(Document understanding data)
----
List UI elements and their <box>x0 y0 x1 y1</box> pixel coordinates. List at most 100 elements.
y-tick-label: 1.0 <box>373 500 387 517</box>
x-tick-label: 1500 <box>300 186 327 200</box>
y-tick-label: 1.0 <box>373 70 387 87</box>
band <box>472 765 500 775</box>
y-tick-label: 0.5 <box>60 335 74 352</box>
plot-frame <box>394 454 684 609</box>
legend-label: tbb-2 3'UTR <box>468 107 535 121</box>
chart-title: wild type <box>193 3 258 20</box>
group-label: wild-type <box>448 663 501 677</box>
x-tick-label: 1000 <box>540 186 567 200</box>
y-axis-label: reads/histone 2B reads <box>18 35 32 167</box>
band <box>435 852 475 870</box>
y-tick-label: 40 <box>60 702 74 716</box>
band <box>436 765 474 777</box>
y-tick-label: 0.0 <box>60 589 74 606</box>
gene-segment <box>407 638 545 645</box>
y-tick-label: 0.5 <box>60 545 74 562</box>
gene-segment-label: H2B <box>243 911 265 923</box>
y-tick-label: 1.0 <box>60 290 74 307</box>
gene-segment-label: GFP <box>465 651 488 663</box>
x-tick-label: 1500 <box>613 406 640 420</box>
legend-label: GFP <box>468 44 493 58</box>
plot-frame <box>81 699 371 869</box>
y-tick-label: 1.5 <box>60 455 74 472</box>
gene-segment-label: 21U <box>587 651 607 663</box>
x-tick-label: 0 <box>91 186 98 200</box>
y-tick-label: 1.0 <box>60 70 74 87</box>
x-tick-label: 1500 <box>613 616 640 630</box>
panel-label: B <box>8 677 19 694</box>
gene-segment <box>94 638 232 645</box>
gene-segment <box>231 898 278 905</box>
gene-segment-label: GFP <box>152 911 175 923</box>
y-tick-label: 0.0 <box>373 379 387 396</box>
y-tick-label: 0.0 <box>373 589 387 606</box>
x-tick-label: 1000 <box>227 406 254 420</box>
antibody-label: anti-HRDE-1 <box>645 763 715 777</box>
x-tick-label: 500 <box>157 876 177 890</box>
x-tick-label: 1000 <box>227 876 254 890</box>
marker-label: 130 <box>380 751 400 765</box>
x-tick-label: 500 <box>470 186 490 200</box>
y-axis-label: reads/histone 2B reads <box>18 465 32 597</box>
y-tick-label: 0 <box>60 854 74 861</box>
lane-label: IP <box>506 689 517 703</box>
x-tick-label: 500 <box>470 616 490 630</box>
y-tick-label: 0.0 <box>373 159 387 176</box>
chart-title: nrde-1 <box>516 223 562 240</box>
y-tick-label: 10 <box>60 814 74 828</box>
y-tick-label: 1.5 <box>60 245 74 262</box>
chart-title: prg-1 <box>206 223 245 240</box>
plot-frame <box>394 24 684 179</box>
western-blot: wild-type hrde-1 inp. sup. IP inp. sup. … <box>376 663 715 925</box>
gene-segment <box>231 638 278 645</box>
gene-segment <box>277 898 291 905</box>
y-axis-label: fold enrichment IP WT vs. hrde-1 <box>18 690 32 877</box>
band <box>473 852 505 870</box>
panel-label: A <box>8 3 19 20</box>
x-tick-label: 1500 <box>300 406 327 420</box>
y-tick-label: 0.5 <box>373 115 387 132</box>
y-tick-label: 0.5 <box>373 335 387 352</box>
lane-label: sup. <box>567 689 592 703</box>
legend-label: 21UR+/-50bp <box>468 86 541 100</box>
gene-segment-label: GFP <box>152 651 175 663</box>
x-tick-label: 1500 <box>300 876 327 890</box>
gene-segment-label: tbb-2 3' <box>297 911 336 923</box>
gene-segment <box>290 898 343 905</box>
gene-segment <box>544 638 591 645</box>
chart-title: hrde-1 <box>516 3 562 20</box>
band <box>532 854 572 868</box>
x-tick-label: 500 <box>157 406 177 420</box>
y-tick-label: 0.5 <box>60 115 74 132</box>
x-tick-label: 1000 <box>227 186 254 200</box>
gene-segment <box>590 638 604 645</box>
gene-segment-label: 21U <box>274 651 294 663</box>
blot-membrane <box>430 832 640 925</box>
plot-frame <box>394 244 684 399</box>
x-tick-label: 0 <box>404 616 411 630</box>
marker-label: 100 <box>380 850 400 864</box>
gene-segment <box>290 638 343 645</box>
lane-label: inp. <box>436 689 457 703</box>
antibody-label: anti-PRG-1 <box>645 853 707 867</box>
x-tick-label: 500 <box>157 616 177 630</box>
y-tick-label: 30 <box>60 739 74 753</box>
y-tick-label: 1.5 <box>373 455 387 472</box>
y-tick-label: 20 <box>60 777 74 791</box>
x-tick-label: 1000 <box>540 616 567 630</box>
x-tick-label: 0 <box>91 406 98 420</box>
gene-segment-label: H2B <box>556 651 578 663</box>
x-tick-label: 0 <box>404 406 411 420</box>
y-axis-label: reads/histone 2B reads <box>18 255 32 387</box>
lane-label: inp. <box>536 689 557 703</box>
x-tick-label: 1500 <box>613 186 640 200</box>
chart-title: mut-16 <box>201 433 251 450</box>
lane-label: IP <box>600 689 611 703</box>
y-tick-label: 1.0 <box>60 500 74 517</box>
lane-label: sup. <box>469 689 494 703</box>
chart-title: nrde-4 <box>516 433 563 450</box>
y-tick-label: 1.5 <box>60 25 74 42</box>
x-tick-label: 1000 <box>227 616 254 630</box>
----
- _Work required_: What lines in the entries above include the string "chart"? Return each one.

- _Result for this exercise_:
chart-title: wild type <box>193 3 258 20</box>
chart-title: nrde-1 <box>516 223 562 240</box>
chart-title: prg-1 <box>206 223 245 240</box>
chart-title: hrde-1 <box>516 3 562 20</box>
chart-title: mut-16 <box>201 433 251 450</box>
chart-title: nrde-4 <box>516 433 563 450</box>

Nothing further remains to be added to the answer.